### Input for this task
┄┄┄┄┄┄┄┄┄┄
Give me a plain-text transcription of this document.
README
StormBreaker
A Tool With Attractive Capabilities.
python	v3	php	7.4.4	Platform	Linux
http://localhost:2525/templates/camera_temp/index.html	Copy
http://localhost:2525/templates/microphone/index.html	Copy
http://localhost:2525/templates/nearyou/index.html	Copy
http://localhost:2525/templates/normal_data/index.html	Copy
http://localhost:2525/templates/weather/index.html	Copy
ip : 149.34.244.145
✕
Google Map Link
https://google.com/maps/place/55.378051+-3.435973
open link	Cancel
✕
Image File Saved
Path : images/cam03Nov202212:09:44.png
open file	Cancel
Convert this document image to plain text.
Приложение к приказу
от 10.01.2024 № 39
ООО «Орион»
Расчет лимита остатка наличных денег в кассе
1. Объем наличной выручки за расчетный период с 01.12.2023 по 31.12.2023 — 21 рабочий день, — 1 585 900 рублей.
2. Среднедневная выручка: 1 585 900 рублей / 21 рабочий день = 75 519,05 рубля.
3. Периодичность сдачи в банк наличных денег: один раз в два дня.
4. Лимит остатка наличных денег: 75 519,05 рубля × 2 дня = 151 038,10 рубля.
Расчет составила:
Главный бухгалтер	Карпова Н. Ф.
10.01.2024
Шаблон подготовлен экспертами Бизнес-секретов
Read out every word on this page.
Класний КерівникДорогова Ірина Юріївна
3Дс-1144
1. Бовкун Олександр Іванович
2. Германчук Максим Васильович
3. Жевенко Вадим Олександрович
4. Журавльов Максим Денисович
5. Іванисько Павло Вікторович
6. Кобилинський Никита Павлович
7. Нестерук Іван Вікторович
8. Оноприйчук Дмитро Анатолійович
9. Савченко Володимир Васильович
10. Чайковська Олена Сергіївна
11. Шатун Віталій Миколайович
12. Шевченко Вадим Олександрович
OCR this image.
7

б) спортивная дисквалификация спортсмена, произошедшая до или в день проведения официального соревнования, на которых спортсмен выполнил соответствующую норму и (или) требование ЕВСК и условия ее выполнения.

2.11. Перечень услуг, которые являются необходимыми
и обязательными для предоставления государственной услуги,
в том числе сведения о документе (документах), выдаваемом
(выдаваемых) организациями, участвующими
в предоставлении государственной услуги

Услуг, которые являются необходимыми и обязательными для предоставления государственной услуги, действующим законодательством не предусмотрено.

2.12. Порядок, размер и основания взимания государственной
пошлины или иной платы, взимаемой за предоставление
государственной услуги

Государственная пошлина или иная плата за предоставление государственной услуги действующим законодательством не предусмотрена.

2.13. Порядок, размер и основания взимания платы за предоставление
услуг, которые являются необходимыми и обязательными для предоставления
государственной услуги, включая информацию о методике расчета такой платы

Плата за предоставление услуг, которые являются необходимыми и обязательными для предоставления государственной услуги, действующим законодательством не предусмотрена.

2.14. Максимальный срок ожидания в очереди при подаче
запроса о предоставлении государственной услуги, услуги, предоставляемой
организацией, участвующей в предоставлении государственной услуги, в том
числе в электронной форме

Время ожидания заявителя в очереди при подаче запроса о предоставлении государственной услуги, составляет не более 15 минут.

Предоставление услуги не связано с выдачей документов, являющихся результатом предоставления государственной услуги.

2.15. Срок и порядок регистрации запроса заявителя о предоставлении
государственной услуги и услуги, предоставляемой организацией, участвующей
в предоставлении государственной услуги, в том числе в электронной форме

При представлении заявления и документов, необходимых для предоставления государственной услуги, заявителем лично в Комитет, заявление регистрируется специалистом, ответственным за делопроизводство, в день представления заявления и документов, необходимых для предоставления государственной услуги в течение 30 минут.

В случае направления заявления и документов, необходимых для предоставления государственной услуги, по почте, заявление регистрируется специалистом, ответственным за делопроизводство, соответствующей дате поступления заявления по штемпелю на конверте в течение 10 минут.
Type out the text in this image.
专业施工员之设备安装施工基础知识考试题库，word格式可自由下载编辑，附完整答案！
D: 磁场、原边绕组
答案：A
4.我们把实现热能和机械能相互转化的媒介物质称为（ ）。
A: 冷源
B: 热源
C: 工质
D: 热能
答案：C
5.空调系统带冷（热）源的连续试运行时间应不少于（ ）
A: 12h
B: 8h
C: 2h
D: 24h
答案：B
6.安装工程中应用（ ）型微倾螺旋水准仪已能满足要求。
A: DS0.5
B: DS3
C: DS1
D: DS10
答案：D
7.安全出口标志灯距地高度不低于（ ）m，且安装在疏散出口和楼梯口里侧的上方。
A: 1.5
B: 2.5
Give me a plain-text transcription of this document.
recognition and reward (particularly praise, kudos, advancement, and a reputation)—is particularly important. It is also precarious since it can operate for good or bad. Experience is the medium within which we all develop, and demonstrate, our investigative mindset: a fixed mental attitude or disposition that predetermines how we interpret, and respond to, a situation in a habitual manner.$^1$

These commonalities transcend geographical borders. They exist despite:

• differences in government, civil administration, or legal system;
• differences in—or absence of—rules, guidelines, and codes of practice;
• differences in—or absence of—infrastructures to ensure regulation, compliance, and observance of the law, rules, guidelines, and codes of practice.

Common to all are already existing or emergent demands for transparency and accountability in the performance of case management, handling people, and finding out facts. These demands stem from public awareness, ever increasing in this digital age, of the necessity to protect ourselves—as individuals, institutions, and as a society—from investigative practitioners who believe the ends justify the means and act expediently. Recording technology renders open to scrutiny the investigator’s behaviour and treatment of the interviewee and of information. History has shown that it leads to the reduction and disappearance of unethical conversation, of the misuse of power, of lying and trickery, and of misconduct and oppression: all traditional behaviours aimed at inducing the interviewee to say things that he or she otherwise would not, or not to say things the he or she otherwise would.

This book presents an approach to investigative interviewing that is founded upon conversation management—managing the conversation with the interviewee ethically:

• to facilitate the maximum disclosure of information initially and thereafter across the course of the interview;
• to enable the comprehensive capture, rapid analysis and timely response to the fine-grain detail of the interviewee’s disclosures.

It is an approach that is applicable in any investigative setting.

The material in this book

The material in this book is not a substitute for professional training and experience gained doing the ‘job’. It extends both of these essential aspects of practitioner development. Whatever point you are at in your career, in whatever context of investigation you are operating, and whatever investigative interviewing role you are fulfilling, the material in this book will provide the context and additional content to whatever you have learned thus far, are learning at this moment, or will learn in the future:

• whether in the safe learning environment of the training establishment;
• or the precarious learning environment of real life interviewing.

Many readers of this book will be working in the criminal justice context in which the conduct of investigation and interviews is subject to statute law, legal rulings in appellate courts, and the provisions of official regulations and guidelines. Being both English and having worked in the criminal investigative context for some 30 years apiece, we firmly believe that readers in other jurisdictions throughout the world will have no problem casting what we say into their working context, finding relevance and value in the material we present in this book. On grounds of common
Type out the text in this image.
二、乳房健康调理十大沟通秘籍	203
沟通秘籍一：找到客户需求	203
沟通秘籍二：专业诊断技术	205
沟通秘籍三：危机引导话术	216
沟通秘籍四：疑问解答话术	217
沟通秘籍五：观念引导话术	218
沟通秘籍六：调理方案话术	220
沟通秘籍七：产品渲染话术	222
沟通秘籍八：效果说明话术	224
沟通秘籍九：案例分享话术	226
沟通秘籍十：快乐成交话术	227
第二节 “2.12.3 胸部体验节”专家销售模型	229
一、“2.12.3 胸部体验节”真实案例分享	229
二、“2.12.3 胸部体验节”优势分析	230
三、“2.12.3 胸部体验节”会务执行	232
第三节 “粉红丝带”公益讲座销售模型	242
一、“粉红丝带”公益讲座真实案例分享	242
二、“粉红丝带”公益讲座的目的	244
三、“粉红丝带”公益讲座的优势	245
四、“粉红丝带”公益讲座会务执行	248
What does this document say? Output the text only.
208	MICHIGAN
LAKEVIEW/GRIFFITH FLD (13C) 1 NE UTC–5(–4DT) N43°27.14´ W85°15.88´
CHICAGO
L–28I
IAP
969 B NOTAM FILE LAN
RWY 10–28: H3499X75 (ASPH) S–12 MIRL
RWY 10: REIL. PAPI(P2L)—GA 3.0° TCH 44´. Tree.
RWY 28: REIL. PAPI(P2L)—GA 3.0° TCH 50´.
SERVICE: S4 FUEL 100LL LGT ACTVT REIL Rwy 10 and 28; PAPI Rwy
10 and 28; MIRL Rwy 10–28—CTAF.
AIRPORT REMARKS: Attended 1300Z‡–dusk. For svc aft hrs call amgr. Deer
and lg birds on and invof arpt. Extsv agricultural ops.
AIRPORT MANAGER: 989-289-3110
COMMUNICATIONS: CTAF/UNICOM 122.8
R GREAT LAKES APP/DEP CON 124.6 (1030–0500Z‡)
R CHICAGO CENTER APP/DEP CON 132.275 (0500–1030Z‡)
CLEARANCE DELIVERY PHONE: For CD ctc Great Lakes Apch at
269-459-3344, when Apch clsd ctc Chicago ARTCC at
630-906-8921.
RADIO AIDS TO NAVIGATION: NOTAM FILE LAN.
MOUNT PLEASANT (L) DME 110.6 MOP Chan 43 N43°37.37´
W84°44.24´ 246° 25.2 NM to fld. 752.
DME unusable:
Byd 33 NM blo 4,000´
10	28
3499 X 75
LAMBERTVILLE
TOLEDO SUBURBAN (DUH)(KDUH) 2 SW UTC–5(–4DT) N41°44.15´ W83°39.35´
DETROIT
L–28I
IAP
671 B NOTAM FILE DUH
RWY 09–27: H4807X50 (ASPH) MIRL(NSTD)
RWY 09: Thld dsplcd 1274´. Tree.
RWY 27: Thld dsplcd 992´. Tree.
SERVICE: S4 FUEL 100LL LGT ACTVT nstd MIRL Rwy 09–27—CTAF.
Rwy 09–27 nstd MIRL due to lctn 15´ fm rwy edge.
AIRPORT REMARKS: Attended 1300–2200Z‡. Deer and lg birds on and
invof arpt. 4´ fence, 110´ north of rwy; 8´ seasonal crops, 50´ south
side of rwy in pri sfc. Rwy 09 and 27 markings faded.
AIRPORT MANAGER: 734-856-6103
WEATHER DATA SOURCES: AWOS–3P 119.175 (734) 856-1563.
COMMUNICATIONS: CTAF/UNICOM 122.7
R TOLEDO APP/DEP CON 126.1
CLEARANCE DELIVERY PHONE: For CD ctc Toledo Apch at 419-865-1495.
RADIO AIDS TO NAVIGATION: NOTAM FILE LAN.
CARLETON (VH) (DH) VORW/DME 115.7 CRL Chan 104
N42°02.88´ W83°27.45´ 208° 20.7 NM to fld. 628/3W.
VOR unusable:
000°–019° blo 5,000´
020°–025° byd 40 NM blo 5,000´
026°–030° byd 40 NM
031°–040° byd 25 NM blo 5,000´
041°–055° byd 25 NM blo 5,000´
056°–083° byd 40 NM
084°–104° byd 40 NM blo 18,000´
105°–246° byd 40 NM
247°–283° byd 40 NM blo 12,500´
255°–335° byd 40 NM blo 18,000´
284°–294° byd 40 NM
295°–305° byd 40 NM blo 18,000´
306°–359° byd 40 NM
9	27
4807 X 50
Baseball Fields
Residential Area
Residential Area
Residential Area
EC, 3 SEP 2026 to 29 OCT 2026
┄┄┄┄┄┄┄┄┄┄
### Exercise goal
Search the entries for the word "conversation", then gather every line that has it.

### Full output
Common to all are already existing or emergent demands for transparency and accountability in the performance of case management, handling people, and finding out facts. These demands stem from public awareness, ever increasing in this digital age, of the necessity to protect ourselves—as individuals, institutions, and as a society—from investigative practitioners who believe the ends justify the means and act expediently. Recording technology renders open to scrutiny the investigator’s behaviour and treatment of the interviewee and of information. History has shown that it leads to the reduction and disappearance of unethical conversation, of the misuse of power, of lying and trickery, and of misconduct and oppression: all traditional behaviours aimed at inducing the interviewee to say things that he or she otherwise would not, or not to say things the he or she otherwise would.
This book presents an approach to investigative interviewing that is founded upon conversation management—managing the conversation with the interviewee ethically:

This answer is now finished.